Quote the full listing word for word.

### RECORDS SHOWN

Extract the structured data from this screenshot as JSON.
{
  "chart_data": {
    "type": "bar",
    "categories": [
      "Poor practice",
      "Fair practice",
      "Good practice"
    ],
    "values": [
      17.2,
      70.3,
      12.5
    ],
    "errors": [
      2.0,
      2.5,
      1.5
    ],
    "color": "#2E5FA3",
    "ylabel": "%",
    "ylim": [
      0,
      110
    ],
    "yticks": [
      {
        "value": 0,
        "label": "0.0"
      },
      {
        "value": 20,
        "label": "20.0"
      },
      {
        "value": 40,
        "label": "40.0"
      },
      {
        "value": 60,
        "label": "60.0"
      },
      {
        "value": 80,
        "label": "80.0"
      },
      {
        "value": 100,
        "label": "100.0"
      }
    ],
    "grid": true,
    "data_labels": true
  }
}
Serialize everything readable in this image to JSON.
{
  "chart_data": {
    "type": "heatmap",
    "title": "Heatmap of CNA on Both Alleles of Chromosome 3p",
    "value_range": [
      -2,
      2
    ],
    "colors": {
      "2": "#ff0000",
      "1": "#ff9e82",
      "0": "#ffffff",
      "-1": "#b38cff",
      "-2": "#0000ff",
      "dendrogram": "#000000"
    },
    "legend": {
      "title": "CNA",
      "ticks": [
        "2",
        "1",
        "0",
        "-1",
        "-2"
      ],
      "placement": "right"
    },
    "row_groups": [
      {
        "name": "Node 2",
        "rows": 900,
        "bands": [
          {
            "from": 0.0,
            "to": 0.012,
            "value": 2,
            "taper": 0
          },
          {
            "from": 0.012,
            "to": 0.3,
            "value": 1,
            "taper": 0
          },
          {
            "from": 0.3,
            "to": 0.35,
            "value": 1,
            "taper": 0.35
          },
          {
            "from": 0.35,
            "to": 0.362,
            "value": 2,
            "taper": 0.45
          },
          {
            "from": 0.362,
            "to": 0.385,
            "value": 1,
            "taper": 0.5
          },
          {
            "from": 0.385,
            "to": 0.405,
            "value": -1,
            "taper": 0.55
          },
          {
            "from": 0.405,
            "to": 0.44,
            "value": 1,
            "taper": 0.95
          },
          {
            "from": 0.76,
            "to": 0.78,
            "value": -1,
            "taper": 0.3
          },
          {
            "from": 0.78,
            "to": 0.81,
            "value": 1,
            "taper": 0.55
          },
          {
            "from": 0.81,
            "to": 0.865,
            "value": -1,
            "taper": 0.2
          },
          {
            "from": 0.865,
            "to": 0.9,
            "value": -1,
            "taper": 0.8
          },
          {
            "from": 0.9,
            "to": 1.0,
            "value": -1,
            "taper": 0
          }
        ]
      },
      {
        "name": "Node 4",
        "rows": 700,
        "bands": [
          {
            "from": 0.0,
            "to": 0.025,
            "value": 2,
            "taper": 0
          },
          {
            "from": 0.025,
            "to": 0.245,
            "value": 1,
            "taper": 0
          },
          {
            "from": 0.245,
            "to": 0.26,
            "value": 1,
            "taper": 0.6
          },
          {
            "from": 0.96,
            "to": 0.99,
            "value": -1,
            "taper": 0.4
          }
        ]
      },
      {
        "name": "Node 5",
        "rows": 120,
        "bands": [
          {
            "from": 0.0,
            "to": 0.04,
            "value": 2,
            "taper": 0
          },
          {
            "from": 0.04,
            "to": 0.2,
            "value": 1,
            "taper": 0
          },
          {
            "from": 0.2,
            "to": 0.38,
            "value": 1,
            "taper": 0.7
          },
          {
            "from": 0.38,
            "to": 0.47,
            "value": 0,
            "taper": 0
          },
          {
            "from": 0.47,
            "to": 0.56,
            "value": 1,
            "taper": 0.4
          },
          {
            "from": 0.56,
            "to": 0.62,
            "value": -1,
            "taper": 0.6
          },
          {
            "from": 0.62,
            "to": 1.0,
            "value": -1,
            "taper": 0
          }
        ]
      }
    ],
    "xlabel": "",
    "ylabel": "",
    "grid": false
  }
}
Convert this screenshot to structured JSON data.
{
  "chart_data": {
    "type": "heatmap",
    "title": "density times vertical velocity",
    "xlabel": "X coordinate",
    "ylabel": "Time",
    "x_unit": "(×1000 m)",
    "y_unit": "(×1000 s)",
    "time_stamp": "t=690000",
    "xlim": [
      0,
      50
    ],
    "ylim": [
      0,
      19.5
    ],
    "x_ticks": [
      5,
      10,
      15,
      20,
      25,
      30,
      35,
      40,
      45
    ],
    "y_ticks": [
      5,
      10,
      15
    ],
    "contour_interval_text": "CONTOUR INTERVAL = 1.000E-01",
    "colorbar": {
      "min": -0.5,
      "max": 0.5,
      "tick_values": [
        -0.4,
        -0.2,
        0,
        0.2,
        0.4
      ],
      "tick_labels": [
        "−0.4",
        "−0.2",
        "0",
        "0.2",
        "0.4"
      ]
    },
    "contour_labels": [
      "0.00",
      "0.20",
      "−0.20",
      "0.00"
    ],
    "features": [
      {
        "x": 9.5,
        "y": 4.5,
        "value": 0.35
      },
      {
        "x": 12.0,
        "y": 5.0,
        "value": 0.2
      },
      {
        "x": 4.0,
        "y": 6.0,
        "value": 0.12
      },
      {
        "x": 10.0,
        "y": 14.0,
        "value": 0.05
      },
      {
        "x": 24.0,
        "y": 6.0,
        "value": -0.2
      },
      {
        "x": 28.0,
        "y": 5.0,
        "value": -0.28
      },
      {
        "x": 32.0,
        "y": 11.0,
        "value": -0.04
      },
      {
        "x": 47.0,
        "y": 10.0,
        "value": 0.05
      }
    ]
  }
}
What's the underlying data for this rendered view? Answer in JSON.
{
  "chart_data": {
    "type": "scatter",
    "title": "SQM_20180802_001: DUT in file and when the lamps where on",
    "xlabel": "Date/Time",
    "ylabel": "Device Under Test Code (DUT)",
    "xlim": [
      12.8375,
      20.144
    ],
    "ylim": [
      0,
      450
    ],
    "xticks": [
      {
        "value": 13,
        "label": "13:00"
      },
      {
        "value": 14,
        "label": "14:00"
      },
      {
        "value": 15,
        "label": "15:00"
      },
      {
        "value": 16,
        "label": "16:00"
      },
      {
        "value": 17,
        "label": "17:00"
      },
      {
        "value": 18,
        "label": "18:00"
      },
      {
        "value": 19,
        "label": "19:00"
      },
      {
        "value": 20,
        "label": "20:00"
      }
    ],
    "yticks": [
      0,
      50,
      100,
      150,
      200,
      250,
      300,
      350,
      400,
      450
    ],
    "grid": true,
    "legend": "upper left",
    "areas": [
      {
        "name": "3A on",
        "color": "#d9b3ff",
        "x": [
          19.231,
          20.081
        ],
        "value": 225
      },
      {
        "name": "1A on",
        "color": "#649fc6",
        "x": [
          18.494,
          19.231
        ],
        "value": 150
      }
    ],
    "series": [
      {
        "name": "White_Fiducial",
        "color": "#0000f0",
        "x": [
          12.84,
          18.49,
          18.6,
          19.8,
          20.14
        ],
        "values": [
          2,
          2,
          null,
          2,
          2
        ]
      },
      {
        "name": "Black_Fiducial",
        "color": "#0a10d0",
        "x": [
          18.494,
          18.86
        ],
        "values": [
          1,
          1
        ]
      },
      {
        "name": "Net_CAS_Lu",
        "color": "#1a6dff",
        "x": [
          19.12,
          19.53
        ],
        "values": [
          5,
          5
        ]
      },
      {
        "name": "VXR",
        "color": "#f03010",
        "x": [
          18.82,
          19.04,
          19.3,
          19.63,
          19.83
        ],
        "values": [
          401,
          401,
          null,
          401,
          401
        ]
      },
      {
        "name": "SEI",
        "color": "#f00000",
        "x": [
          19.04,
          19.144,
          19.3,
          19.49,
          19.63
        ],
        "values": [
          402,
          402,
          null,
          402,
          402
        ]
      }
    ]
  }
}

######

**EXERCISE RESPONSE**:
Extract the structured data from this screenshot as JSON.
{
  "chart_data": {
    "type": "bar",
    "categories": [
      "Poor practice",
      "Fair practice",
      "Good practice"
    ],
    "values": [
      17.2,
      70.3,
      12.5
    ],
    "errors": [
      2.0,
      2.5,
      1.5
    ],
    "color": "#2E5FA3",
    "ylabel": "%",
    "ylim": [
      0,
      110
    ],
    "yticks": [
      {
        "value": 0,
        "label": "0.0"
      },
      {
        "value": 20,
        "label": "20.0"
      },
      {
        "value": 40,
        "label": "40.0"
      },
      {
        "value": 60,
        "label": "60.0"
      },
      {
        "value": 80,
        "label": "80.0"
      },
      {
        "value": 100,
        "label": "100.0"
      }
    ],
    "grid": true,
    "data_labels": true
  }
}
Serialize everything readable in this image to JSON.
{
  "chart_data": {
    "type": "heatmap",
    "title": "Heatmap of CNA on Both Alleles of Chromosome 3p",
    "value_range": [
      -2,
      2
    ],
    "colors": {
      "2": "#ff0000",
      "1": "#ff9e82",
      "0": "#ffffff",
      "-1": "#b38cff",
      "-2": "#0000ff",
      "dendrogram": "#000000"
    },
    "legend": {
      "title": "CNA",
      "ticks": [
        "2",
        "1",
        "0",
        "-1",
        "-2"
      ],
      "placement": "right"
    },
    "row_groups": [
      {
        "name": "Node 2",
        "rows": 900,
        "bands": [
          {
            "from": 0.0,
            "to": 0.012,
            "value": 2,
            "taper": 0
          },
          {
            "from": 0.012,
            "to": 0.3,
            "value": 1,
            "taper": 0
          },
          {
            "from": 0.3,
            "to": 0.35,
            "value": 1,
            "taper": 0.35
          },
          {
            "from": 0.35,
            "to": 0.362,
            "value": 2,
            "taper": 0.45
          },
          {
            "from": 0.362,
            "to": 0.385,
            "value": 1,
            "taper": 0.5
          },
          {
            "from": 0.385,
            "to": 0.405,
            "value": -1,
            "taper": 0.55
          },
          {
            "from": 0.405,
            "to": 0.44,
            "value": 1,
            "taper": 0.95
          },
          {
            "from": 0.76,
            "to": 0.78,
            "value": -1,
            "taper": 0.3
          },
          {
            "from": 0.78,
            "to": 0.81,
            "value": 1,
            "taper": 0.55
          },
          {
            "from": 0.81,
            "to": 0.865,
            "value": -1,
            "taper": 0.2
          },
          {
            "from": 0.865,
            "to": 0.9,
            "value": -1,
            "taper": 0.8
          },
          {
            "from": 0.9,
            "to": 1.0,
            "value": -1,
            "taper": 0
          }
        ]
      },
      {
        "name": "Node 4",
        "rows": 700,
        "bands": [
          {
            "from": 0.0,
            "to": 0.025,
            "value": 2,
            "taper": 0
          },
          {
            "from": 0.025,
            "to": 0.245,
            "value": 1,
            "taper": 0
          },
          {
            "from": 0.245,
            "to": 0.26,
            "value": 1,
            "taper": 0.6
          },
          {
            "from": 0.96,
            "to": 0.99,
            "value": -1,
            "taper": 0.4
          }
        ]
      },
      {
        "name": "Node 5",
        "rows": 120,
        "bands": [
          {
            "from": 0.0,
            "to": 0.04,
            "value": 2,
            "taper": 0
          },
          {
            "from": 0.04,
            "to": 0.2,
            "value": 1,
            "taper": 0
          },
          {
            "from": 0.2,
            "to": 0.38,
            "value": 1,
            "taper": 0.7
          },
          {
            "from": 0.38,
            "to": 0.47,
            "value": 0,
            "taper": 0
          },
          {
            "from": 0.47,
            "to": 0.56,
            "value": 1,
            "taper": 0.4
          },
          {
            "from": 0.56,
            "to": 0.62,
            "value": -1,
            "taper": 0.6
          },
          {
            "from": 0.62,
            "to": 1.0,
            "value": -1,
            "taper": 0
          }
        ]
      }
    ],
    "xlabel": "",
    "ylabel": "",
    "grid": false
  }
}
Convert this screenshot to structured JSON data.
{
  "chart_data": {
    "type": "heatmap",
    "title": "density times vertical velocity",
    "xlabel": "X coordinate",
    "ylabel": "Time",
    "x_unit": "(×1000 m)",
    "y_unit": "(×1000 s)",
    "time_stamp": "t=690000",
    "xlim": [
      0,
      50
    ],
    "ylim": [
      0,
      19.5
    ],
    "x_ticks": [
      5,
      10,
      15,
      20,
      25,
      30,
      35,
      40,
      45
    ],
    "y_ticks": [
      5,
      10,
      15
    ],
    "contour_interval_text": "CONTOUR INTERVAL = 1.000E-01",
    "colorbar": {
      "min": -0.5,
      "max": 0.5,
      "tick_values": [
        -0.4,
        -0.2,
        0,
        0.2,
        0.4
      ],
      "tick_labels": [
        "−0.4",
        "−0.2",
        "0",
        "0.2",
        "0.4"
      ]
    },
    "contour_labels": [
      "0.00",
      "0.20",
      "−0.20",
      "0.00"
    ],
    "features": [
      {
        "x": 9.5,
        "y": 4.5,
        "value": 0.35
      },
      {
        "x": 12.0,
        "y": 5.0,
        "value": 0.2
      },
      {
        "x": 4.0,
        "y": 6.0,
        "value": 0.12
      },
      {
        "x": 10.0,
        "y": 14.0,
        "value": 0.05
      },
      {
        "x": 24.0,
        "y": 6.0,
        "value": -0.2
      },
      {
        "x": 28.0,
        "y": 5.0,
        "value": -0.28
      },
      {
        "x": 32.0,
        "y": 11.0,
        "value": -0.04
      },
      {
        "x": 47.0,
        "y": 10.0,
        "value": 0.05
      }
    ]
  }
}
What's the underlying data for this rendered view? Answer in JSON.
{
  "chart_data": {
    "type": "scatter",
    "title": "SQM_20180802_001: DUT in file and when the lamps where on",
    "xlabel": "Date/Time",
    "ylabel": "Device Under Test Code (DUT)",
    "xlim": [
      12.8375,
      20.144
    ],
    "ylim": [
      0,
      450
    ],
    "xticks": [
      {
        "value": 13,
        "label": "13:00"
      },
      {
        "value": 14,
        "label": "14:00"
      },
      {
        "value": 15,
        "label": "15:00"
      },
      {
        "value": 16,
        "label": "16:00"
      },
      {
        "value": 17,
        "label": "17:00"
      },
      {
        "value": 18,
        "label": "18:00"
      },
      {
        "value": 19,
        "label": "19:00"
      },
      {
        "value": 20,
        "label": "20:00"
      }
    ],
    "yticks": [
      0,
      50,
      100,
      150,
      200,
      250,
      300,
      350,
      400,
      450
    ],
    "grid": true,
    "legend": "upper left",
    "areas": [
      {
        "name": "3A on",
        "color": "#d9b3ff",
        "x": [
          19.231,
          20.081
        ],
        "value": 225
      },
      {
        "name": "1A on",
        "color": "#649fc6",
        "x": [
          18.494,
          19.231
        ],
        "value": 150
      }
    ],
    "series": [
      {
        "name": "White_Fiducial",
        "color": "#0000f0",
        "x": [
          12.84,
          18.49,
          18.6,
          19.8,
          20.14
        ],
        "values": [
          2,
          2,
          null,
          2,
          2
        ]
      },
      {
        "name": "Black_Fiducial",
        "color": "#0a10d0",
        "x": [
          18.494,
          18.86
        ],
        "values": [
          1,
          1
        ]
      },
      {
        "name": "Net_CAS_Lu",
        "color": "#1a6dff",
        "x": [
          19.12,
          19.53
        ],
        "values": [
          5,
          5
        ]
      },
      {
        "name": "VXR",
        "color": "#f03010",
        "x": [
          18.82,
          19.04,
          19.3,
          19.63,
          19.83
        ],
        "values": [
          401,
          401,
          null,
          401,
          401
        ]
      },
      {
        "name": "SEI",
        "color": "#f00000",
        "x": [
          19.04,
          19.144,
          19.3,
          19.49,
          19.63
        ],
        "values": [
          402,
          402,
          null,
          402,
          402
        ]
      }
    ]
  }
}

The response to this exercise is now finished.